Output nothing but the number of lines that include the word "page".
** Start The records **
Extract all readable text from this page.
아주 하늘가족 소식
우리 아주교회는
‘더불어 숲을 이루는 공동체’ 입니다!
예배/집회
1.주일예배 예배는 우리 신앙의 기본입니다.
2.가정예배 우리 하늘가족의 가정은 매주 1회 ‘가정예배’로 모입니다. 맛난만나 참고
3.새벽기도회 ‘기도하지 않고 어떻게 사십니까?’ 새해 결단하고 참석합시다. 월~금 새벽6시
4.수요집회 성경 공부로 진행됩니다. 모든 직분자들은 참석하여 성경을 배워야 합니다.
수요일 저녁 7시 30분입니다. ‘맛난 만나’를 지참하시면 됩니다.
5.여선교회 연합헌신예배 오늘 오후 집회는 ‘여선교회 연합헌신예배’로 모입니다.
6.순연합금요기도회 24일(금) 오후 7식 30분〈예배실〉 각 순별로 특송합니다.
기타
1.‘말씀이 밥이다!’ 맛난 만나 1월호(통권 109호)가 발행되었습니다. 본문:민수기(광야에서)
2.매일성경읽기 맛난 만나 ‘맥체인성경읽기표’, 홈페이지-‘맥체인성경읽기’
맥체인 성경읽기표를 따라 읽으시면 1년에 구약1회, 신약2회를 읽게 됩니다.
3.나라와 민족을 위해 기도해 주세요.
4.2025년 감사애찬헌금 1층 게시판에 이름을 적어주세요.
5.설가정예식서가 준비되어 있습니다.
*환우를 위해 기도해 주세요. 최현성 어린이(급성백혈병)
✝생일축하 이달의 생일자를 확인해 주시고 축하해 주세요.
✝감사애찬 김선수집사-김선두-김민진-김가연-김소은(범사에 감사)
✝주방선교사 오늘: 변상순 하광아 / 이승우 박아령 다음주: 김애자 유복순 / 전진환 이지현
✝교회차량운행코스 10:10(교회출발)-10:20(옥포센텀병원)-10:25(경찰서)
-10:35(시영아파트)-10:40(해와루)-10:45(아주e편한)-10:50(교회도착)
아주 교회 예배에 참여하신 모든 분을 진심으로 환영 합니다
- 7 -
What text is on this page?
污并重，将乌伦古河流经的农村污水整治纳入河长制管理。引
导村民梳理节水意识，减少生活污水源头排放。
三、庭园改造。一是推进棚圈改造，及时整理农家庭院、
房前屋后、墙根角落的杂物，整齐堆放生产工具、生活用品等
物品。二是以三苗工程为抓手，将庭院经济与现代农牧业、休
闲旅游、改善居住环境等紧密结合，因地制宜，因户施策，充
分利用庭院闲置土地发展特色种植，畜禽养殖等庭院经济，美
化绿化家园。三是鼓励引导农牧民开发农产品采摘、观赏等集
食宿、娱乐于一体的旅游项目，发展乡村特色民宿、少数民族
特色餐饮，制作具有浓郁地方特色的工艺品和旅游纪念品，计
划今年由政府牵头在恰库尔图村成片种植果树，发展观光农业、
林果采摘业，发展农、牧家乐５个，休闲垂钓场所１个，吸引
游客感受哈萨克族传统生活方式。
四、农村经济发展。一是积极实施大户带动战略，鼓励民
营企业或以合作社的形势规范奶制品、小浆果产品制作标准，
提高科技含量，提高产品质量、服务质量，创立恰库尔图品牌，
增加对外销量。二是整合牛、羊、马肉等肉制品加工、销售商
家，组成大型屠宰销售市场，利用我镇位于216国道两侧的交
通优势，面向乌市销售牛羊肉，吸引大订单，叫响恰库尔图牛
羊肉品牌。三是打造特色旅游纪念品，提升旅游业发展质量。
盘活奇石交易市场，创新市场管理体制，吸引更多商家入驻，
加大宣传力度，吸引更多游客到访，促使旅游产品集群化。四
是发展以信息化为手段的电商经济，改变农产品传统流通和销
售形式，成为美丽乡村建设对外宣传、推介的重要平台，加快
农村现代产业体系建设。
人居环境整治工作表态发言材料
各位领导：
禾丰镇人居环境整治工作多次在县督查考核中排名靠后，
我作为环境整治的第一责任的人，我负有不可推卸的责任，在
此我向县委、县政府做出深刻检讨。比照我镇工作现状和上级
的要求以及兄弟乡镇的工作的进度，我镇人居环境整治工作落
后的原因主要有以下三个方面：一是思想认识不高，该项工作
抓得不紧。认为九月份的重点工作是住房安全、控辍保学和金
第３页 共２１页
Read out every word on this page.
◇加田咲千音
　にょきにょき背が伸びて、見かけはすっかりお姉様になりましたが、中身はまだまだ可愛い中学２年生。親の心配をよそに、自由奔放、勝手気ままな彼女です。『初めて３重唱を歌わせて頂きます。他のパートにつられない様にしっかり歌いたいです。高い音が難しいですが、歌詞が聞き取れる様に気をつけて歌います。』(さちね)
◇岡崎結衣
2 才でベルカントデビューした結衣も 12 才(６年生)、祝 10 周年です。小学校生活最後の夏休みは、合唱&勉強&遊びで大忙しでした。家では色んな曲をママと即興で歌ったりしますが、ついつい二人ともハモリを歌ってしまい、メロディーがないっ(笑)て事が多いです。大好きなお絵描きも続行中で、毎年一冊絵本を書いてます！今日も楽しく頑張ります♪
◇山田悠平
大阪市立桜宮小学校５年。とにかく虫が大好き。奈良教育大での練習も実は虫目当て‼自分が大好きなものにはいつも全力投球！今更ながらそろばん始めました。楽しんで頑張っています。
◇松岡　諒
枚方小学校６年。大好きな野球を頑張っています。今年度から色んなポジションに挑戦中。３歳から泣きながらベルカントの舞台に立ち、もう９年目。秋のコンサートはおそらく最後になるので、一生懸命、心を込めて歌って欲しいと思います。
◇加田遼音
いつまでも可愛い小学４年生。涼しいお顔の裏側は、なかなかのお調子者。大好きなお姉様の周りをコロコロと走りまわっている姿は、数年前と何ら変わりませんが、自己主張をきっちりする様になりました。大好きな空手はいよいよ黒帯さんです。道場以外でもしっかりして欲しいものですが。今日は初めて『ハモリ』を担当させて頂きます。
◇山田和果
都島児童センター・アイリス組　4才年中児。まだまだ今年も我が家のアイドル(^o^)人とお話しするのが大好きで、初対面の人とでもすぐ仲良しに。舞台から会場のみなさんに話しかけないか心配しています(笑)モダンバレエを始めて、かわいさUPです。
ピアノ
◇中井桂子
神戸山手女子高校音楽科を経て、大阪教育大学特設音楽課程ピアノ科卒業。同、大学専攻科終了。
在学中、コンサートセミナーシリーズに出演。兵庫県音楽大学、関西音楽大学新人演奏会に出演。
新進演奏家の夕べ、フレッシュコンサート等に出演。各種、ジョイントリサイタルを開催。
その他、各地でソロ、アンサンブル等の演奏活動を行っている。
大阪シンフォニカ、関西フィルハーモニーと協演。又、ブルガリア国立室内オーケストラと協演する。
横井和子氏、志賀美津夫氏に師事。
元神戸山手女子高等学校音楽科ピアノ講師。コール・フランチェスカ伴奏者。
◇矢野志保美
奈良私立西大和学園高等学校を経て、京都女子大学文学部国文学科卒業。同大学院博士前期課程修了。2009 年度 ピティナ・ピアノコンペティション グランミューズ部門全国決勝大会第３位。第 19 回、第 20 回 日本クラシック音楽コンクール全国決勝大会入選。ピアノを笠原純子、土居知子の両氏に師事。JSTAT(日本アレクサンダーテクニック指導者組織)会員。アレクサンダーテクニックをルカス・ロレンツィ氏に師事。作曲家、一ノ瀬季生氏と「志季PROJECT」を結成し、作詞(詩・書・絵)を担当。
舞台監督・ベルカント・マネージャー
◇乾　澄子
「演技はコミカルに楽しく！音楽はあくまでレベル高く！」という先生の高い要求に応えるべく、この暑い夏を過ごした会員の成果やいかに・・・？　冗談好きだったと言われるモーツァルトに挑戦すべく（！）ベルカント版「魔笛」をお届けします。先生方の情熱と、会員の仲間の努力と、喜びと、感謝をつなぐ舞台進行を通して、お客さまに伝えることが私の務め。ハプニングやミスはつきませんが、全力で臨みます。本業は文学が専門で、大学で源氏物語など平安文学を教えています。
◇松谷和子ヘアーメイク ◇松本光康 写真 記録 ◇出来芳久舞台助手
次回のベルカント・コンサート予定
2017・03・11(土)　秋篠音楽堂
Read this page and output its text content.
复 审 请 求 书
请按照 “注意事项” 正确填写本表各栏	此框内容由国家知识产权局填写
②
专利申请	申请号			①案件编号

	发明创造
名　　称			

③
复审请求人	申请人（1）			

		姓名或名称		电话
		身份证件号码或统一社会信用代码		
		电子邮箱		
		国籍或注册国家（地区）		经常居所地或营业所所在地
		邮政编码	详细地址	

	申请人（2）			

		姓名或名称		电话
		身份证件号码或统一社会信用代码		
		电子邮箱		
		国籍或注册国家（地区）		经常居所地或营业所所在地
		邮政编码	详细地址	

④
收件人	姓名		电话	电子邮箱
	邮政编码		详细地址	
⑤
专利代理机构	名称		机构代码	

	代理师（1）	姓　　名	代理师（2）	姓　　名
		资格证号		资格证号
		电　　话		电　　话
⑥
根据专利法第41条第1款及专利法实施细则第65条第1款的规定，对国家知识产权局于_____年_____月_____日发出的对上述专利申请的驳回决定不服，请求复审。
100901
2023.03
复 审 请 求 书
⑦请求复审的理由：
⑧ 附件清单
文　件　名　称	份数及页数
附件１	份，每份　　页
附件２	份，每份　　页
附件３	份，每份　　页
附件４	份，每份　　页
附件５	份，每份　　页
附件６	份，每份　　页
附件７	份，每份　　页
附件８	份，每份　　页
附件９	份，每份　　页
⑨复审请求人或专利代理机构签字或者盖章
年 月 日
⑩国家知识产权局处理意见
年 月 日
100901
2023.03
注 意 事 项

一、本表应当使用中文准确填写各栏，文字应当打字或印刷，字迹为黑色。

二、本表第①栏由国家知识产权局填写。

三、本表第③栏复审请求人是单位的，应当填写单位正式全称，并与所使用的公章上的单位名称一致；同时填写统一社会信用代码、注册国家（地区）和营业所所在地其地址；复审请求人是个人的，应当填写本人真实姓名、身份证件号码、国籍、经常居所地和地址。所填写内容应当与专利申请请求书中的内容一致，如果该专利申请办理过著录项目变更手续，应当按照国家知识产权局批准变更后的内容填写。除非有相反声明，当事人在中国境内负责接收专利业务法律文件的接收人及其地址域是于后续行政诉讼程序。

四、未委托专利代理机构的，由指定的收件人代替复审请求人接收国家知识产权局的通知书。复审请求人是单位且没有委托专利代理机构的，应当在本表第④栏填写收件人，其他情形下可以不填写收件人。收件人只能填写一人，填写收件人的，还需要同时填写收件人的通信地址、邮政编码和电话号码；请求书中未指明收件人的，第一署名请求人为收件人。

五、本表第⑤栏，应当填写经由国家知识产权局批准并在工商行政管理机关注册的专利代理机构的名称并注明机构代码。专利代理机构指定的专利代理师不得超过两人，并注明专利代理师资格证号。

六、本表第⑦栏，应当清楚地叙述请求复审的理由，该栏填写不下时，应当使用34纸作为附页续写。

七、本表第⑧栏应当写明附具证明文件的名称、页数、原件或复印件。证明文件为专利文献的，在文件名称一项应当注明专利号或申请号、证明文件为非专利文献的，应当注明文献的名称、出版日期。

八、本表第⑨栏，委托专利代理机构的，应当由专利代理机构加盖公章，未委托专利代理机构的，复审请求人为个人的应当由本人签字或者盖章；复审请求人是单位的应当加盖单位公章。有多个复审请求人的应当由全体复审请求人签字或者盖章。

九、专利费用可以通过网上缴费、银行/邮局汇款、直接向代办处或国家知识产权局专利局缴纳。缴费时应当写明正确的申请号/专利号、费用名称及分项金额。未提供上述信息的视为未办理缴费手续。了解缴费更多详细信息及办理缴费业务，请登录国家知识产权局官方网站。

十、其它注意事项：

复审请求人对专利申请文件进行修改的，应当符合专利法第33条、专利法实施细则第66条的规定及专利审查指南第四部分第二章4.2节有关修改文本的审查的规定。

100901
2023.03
** End The records **
* _Exercise output_
4